- Task description
Filter this data down to the lines that hold "into", and copy them.

(Extracted records)
— BEGIN —

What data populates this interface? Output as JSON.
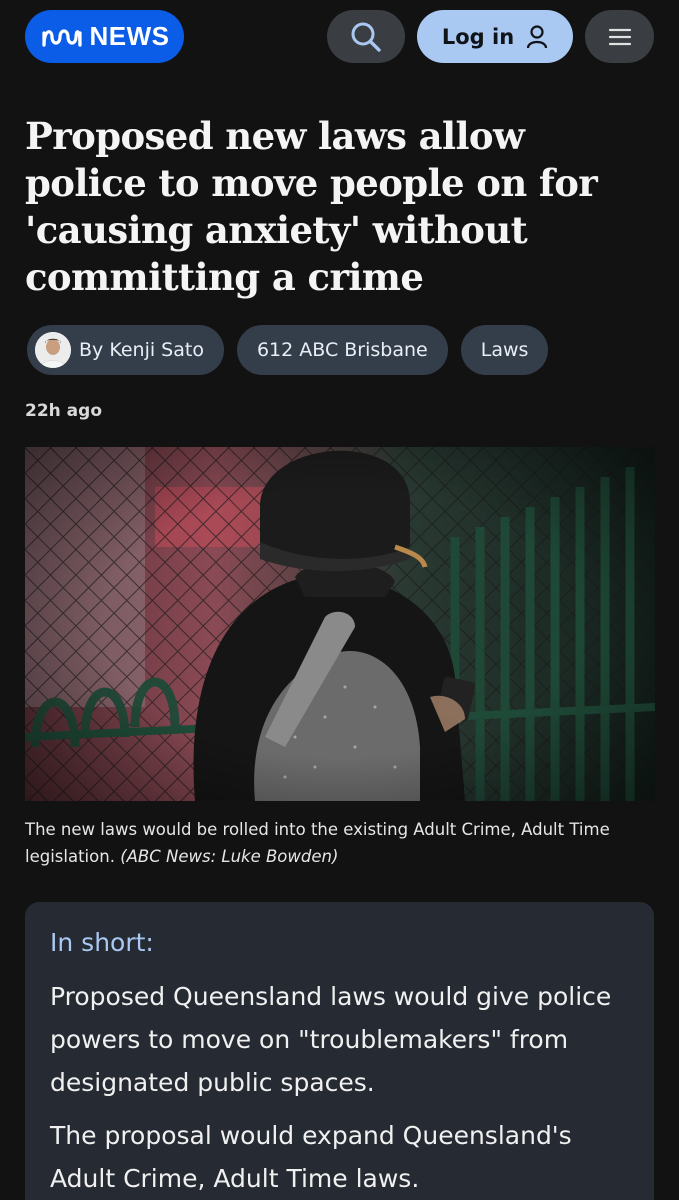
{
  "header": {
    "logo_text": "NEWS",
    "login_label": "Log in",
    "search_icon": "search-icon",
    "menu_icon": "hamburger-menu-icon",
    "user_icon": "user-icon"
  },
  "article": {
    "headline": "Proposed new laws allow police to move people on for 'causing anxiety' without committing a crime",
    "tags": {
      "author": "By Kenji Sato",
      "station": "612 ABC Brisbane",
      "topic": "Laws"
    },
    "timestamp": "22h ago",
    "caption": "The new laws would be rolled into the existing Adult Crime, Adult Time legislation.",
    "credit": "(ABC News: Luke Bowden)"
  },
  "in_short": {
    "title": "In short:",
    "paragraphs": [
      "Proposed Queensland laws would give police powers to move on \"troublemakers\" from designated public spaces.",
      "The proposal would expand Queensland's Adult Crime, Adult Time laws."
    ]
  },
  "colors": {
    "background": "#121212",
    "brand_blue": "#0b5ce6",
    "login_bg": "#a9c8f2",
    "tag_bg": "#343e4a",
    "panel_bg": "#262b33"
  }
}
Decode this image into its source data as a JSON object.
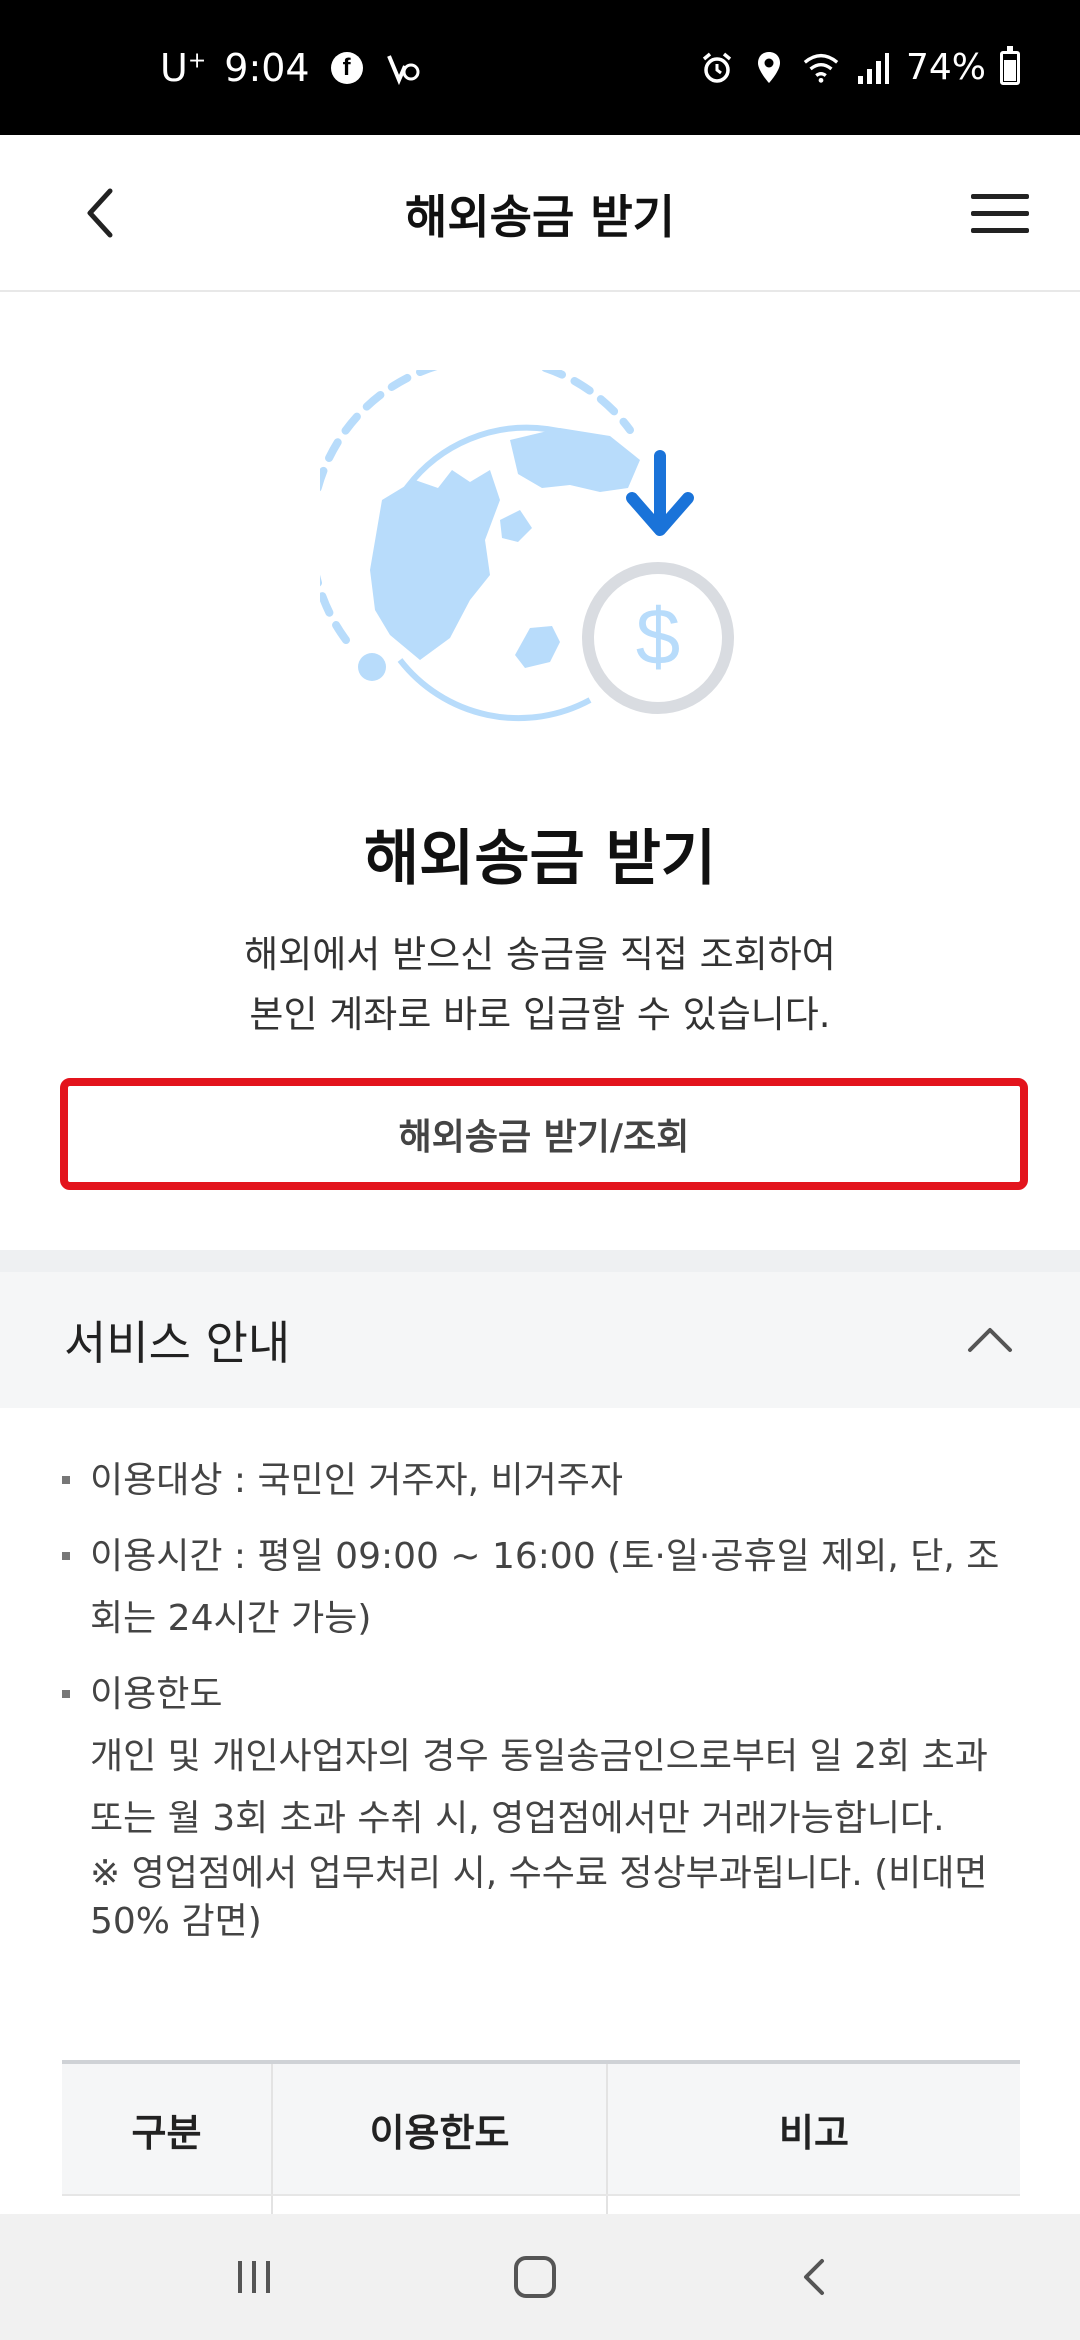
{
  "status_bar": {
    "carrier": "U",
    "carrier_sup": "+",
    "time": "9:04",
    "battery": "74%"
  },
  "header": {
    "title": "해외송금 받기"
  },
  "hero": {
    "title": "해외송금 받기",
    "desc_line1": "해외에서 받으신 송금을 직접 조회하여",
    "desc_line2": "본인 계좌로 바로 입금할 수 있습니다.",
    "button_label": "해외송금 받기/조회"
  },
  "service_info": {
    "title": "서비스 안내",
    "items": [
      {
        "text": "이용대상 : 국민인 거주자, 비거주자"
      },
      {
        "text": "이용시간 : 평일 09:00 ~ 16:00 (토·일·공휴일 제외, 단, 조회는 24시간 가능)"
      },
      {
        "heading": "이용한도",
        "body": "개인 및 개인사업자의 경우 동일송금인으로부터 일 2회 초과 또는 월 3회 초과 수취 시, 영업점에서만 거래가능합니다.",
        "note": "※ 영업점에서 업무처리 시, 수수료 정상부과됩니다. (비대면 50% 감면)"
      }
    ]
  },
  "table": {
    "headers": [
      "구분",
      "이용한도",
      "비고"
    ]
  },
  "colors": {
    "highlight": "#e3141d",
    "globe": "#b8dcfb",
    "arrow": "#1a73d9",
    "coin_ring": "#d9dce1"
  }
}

— END —

- Result of the task
    "caption": "The new laws would be rolled into the existing Adult Crime, Adult Time legislation.",
Decode this image into its source data as a JSON object.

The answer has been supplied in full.